**GIVEN TASK:** Restate the records below word for word, and omit the images they hold.

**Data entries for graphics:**

******

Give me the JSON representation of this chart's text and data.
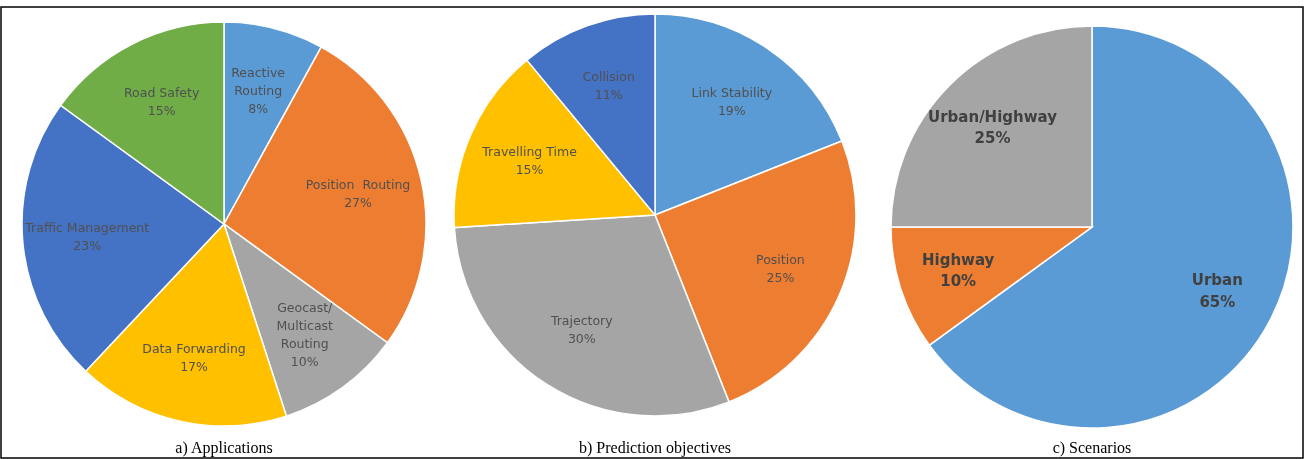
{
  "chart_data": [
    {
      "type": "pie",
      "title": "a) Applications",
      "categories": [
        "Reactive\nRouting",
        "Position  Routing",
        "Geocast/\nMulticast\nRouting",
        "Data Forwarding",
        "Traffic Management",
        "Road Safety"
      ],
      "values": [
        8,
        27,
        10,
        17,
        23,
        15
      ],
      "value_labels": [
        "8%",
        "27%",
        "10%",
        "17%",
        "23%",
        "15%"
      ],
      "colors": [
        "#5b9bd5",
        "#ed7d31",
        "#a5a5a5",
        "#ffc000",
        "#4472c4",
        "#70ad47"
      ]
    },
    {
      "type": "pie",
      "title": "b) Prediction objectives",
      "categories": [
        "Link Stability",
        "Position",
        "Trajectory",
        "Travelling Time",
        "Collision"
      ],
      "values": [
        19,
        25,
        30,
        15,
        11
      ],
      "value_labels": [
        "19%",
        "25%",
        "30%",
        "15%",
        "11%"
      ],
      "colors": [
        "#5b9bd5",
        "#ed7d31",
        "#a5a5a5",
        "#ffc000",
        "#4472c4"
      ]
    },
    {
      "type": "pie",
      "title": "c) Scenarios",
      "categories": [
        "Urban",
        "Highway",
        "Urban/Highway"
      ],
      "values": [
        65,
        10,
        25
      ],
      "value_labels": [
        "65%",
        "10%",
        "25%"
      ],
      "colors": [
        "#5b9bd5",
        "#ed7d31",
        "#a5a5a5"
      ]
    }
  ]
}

******

**TASK OUTPUT:**
Give me the JSON representation of this chart's text and data.
{
  "chart_data": [
    {
      "type": "pie",
      "title": "a) Applications",
      "categories": [
        "Reactive\nRouting",
        "Position  Routing",
        "Geocast/\nMulticast\nRouting",
        "Data Forwarding",
        "Traffic Management",
        "Road Safety"
      ],
      "values": [
        8,
        27,
        10,
        17,
        23,
        15
      ],
      "value_labels": [
        "8%",
        "27%",
        "10%",
        "17%",
        "23%",
        "15%"
      ],
      "colors": [
        "#5b9bd5",
        "#ed7d31",
        "#a5a5a5",
        "#ffc000",
        "#4472c4",
        "#70ad47"
      ]
    },
    {
      "type": "pie",
      "title": "b) Prediction objectives",
      "categories": [
        "Link Stability",
        "Position",
        "Trajectory",
        "Travelling Time",
        "Collision"
      ],
      "values": [
        19,
        25,
        30,
        15,
        11
      ],
      "value_labels": [
        "19%",
        "25%",
        "30%",
        "15%",
        "11%"
      ],
      "colors": [
        "#5b9bd5",
        "#ed7d31",
        "#a5a5a5",
        "#ffc000",
        "#4472c4"
      ]
    },
    {
      "type": "pie",
      "title": "c) Scenarios",
      "categories": [
        "Urban",
        "Highway",
        "Urban/Highway"
      ],
      "values": [
        65,
        10,
        25
      ],
      "value_labels": [
        "65%",
        "10%",
        "25%"
      ],
      "colors": [
        "#5b9bd5",
        "#ed7d31",
        "#a5a5a5"
      ]
    }
  ]
}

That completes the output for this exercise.